■ Dataset rows:
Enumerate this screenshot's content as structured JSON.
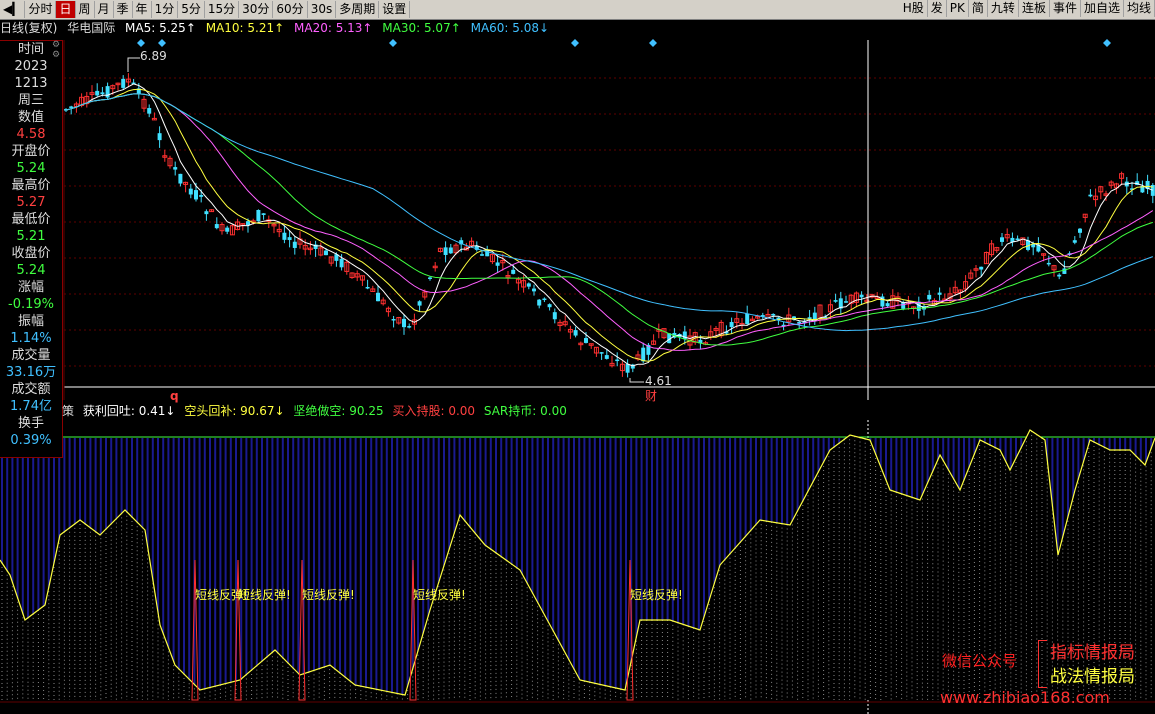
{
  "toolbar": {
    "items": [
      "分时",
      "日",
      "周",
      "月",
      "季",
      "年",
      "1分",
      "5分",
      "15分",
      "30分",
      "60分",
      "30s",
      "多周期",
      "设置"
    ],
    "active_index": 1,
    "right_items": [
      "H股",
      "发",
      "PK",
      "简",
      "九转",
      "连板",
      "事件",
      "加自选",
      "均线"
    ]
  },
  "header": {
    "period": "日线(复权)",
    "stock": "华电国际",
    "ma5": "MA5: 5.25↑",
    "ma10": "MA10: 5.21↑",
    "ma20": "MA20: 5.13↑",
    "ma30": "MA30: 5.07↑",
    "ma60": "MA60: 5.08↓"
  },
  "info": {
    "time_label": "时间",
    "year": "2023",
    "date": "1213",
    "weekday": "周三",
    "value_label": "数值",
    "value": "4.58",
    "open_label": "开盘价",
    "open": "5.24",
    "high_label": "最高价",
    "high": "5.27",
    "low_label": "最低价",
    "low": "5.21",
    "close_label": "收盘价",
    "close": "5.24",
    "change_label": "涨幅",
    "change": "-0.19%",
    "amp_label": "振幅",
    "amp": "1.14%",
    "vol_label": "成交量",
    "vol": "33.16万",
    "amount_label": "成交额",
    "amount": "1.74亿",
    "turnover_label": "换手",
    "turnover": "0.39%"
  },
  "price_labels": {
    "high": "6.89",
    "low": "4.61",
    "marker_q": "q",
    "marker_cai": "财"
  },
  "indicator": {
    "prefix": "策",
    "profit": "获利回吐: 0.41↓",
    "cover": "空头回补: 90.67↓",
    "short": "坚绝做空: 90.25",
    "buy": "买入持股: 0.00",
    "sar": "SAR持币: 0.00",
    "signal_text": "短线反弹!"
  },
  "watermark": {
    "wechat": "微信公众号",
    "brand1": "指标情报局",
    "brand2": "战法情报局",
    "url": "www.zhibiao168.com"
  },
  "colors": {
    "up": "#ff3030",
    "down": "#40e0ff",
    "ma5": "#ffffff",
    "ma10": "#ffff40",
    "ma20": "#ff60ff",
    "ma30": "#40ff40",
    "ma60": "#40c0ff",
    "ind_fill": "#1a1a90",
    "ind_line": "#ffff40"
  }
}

■ Short exercise: Transcribe the material as is, with images omitted.

■ Correct answer:
Enumerate this screenshot's content as structured JSON.
{
  "toolbar": {
    "items": [
      "分时",
      "日",
      "周",
      "月",
      "季",
      "年",
      "1分",
      "5分",
      "15分",
      "30分",
      "60分",
      "30s",
      "多周期",
      "设置"
    ],
    "active_index": 1,
    "right_items": [
      "H股",
      "发",
      "PK",
      "简",
      "九转",
      "连板",
      "事件",
      "加自选",
      "均线"
    ]
  },
  "header": {
    "period": "日线(复权)",
    "stock": "华电国际",
    "ma5": "MA5: 5.25↑",
    "ma10": "MA10: 5.21↑",
    "ma20": "MA20: 5.13↑",
    "ma30": "MA30: 5.07↑",
    "ma60": "MA60: 5.08↓"
  },
  "info": {
    "time_label": "时间",
    "year": "2023",
    "date": "1213",
    "weekday": "周三",
    "value_label": "数值",
    "value": "4.58",
    "open_label": "开盘价",
    "open": "5.24",
    "high_label": "最高价",
    "high": "5.27",
    "low_label": "最低价",
    "low": "5.21",
    "close_label": "收盘价",
    "close": "5.24",
    "change_label": "涨幅",
    "change": "-0.19%",
    "amp_label": "振幅",
    "amp": "1.14%",
    "vol_label": "成交量",
    "vol": "33.16万",
    "amount_label": "成交额",
    "amount": "1.74亿",
    "turnover_label": "换手",
    "turnover": "0.39%"
  },
  "price_labels": {
    "high": "6.89",
    "low": "4.61",
    "marker_q": "q",
    "marker_cai": "财"
  },
  "indicator": {
    "prefix": "策",
    "profit": "获利回吐: 0.41↓",
    "cover": "空头回补: 90.67↓",
    "short": "坚绝做空: 90.25",
    "buy": "买入持股: 0.00",
    "sar": "SAR持币: 0.00",
    "signal_text": "短线反弹!"
  },
  "watermark": {
    "wechat": "微信公众号",
    "brand1": "指标情报局",
    "brand2": "战法情报局",
    "url": "www.zhibiao168.com"
  },
  "colors": {
    "up": "#ff3030",
    "down": "#40e0ff",
    "ma5": "#ffffff",
    "ma10": "#ffff40",
    "ma20": "#ff60ff",
    "ma30": "#40ff40",
    "ma60": "#40c0ff",
    "ind_fill": "#1a1a90",
    "ind_line": "#ffff40"
  }
}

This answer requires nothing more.